(Source data)
--------------------------------

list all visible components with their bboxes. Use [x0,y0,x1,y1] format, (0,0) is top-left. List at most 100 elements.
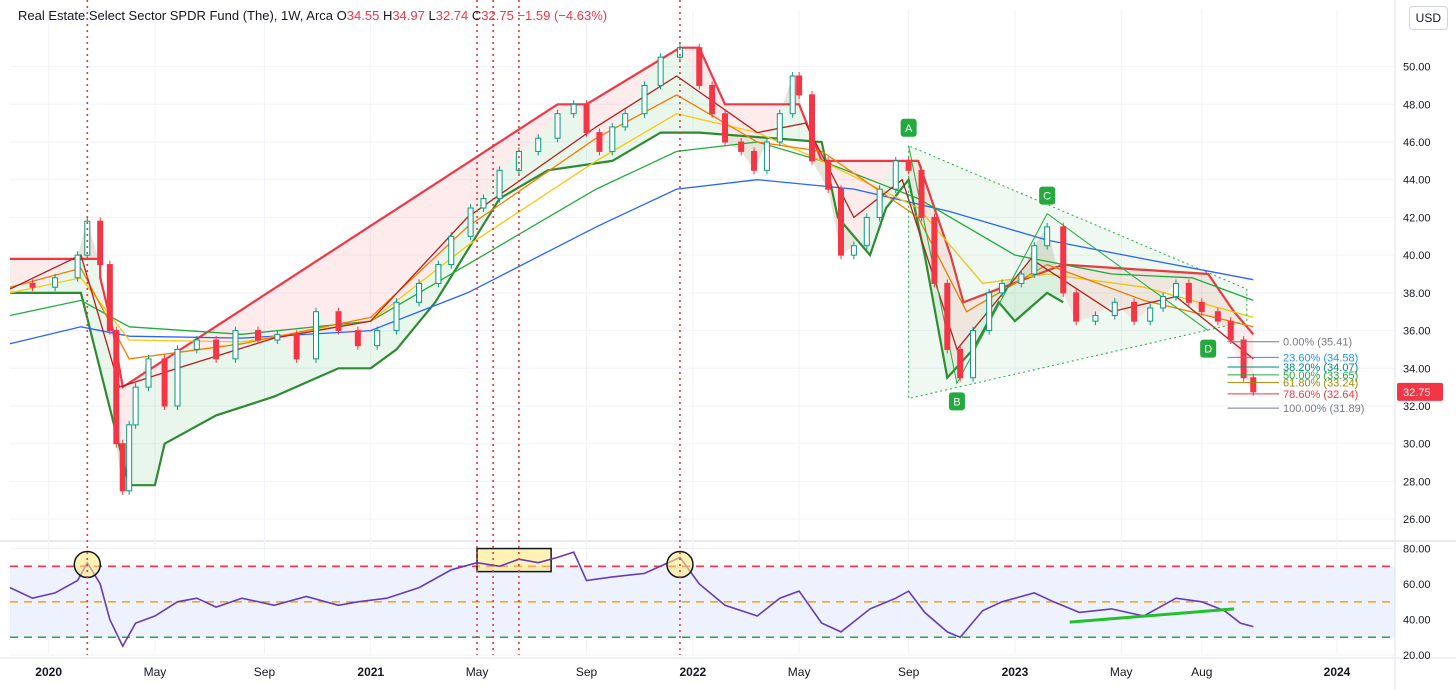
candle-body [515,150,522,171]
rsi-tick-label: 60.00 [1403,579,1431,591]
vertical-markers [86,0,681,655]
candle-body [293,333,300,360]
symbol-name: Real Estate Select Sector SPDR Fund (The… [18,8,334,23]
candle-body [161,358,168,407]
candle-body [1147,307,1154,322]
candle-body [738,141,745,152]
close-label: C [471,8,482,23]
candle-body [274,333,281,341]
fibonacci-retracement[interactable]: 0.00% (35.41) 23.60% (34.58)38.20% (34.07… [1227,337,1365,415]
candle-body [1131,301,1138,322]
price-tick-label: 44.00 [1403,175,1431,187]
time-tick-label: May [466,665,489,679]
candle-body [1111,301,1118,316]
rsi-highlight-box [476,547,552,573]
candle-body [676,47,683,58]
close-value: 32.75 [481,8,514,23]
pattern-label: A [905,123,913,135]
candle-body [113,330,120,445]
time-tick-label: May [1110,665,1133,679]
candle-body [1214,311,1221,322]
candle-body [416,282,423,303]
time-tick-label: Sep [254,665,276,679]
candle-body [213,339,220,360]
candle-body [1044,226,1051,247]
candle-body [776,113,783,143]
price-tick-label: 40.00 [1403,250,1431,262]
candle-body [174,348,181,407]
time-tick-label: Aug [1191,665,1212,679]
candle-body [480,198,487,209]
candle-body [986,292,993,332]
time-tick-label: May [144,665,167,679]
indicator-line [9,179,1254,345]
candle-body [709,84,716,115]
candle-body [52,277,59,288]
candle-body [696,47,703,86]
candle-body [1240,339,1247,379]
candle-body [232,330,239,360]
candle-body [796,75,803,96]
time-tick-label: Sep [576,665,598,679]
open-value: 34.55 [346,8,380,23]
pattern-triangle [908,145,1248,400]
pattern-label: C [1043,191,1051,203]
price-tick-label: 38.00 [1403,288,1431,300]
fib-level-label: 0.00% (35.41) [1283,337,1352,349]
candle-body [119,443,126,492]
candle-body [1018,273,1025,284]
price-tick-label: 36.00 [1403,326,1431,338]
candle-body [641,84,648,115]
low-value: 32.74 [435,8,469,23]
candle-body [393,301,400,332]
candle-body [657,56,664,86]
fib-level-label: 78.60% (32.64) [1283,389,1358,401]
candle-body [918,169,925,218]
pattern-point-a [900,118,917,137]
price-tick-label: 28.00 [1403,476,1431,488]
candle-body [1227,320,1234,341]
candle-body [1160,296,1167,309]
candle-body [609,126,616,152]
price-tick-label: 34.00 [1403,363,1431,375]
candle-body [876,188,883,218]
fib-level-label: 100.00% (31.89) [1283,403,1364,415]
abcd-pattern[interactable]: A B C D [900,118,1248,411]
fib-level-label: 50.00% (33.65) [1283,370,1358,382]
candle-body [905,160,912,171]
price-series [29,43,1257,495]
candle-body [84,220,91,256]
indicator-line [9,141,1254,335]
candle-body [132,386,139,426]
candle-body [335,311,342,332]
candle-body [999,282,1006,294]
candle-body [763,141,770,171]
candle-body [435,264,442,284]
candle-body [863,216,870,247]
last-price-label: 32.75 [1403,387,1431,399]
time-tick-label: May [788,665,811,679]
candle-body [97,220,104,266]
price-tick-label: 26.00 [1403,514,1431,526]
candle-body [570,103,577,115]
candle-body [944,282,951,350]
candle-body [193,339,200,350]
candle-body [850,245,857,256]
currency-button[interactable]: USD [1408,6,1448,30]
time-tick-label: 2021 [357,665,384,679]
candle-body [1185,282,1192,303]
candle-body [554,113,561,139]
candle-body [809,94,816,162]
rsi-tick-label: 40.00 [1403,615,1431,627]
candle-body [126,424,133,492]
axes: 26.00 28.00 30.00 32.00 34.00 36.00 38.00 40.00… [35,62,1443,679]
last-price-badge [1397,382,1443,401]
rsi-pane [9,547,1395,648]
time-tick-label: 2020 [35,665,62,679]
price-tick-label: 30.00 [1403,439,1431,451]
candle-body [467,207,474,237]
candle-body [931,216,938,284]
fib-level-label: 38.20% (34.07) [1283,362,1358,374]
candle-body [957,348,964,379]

--------------------------------

* _Stated problem_:
Repeat the lines of the source data starting with the line that contains "candle-body [515,150,522,171]" and going on through the line that contains "close-value: 32.75 [481,8,514,23]", including both of those lines.

* _Written solution_:
candle-body [515,150,522,171]
rsi-tick-label: 60.00 [1403,579,1431,591]
vertical-markers [86,0,681,655]
candle-body [293,333,300,360]
symbol-name: Real Estate Select Sector SPDR Fund (The… [18,8,334,23]
candle-body [161,358,168,407]
candle-body [1147,307,1154,322]
candle-body [738,141,745,152]
close-label: C [471,8,482,23]
candle-body [274,333,281,341]
fibonacci-retracement[interactable]: 0.00% (35.41) 23.60% (34.58)38.20% (34.07… [1227,337,1365,415]
candle-body [1131,301,1138,322]
price-tick-label: 44.00 [1403,175,1431,187]
time-tick-label: May [466,665,489,679]
candle-body [1111,301,1118,316]
rsi-highlight-box [476,547,552,573]
candle-body [676,47,683,58]
close-value: 32.75 [481,8,514,23]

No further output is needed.